» **EXERCISE**
Copy out each line that includes the word "structured".

» **EXERCISE INPUTS**
════

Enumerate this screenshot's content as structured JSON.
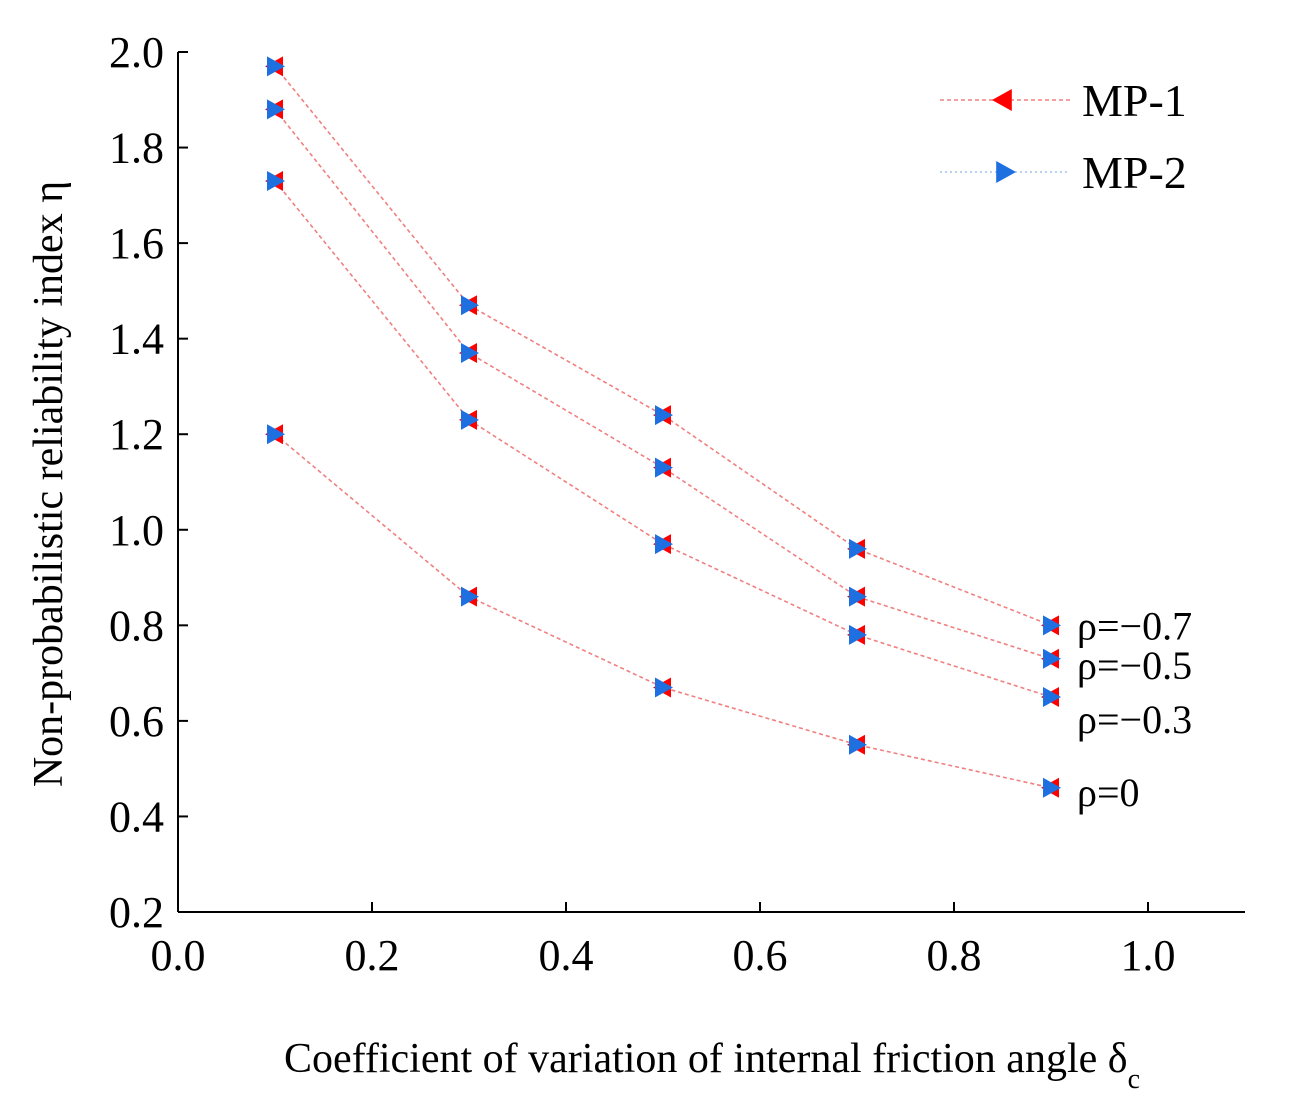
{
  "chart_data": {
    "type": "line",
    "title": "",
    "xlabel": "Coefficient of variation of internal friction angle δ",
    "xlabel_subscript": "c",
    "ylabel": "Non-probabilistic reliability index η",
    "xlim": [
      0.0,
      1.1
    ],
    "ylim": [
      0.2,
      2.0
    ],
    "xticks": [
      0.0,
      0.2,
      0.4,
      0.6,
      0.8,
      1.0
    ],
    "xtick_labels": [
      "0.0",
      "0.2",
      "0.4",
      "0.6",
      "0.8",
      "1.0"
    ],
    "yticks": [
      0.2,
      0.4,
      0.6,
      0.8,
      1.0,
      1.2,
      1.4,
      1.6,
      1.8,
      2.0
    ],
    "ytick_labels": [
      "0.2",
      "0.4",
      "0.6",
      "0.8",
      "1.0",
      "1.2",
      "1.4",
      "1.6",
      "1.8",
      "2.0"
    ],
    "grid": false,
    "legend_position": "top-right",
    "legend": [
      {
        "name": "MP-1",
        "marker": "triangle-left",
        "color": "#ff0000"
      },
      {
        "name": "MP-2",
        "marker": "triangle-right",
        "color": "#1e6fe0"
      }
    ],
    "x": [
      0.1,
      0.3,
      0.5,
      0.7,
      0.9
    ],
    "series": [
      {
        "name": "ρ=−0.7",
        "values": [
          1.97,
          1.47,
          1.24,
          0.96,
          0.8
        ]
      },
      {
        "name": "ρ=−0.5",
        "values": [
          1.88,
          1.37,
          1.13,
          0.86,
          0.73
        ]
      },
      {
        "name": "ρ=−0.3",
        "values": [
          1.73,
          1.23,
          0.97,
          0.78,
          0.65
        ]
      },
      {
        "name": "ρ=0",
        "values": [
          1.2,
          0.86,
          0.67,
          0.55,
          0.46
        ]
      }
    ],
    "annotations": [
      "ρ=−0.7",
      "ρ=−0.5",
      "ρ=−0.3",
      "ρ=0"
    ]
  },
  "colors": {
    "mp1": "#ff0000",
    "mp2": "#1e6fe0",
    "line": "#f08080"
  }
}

════

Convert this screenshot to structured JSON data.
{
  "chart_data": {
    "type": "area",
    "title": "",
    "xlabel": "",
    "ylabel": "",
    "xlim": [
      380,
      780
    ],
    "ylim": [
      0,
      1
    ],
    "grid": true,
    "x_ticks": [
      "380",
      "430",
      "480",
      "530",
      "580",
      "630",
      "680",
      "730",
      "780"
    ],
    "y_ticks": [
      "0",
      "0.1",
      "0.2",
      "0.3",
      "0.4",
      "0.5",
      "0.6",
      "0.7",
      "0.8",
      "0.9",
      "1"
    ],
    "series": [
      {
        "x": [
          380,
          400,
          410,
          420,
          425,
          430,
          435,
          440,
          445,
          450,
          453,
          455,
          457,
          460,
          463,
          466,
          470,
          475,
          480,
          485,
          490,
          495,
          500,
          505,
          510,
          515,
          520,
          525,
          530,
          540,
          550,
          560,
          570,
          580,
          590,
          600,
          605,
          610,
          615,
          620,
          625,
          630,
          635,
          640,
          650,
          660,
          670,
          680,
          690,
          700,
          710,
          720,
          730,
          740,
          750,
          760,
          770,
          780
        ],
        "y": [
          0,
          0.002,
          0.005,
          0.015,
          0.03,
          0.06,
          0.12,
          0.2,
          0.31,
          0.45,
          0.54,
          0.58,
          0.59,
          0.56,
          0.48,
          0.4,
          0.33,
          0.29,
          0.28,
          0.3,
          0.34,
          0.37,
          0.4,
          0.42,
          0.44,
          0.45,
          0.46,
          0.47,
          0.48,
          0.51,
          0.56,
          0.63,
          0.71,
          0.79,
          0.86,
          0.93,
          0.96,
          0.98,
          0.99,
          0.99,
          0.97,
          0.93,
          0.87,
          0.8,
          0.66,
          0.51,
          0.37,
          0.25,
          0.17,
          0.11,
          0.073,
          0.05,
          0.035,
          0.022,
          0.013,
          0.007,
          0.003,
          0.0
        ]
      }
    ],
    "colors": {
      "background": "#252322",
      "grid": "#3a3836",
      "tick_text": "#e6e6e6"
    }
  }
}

════

» **RESPONSE TO THIS EXERCISE**
Enumerate this screenshot's content as structured JSON.
Convert this screenshot to structured JSON data.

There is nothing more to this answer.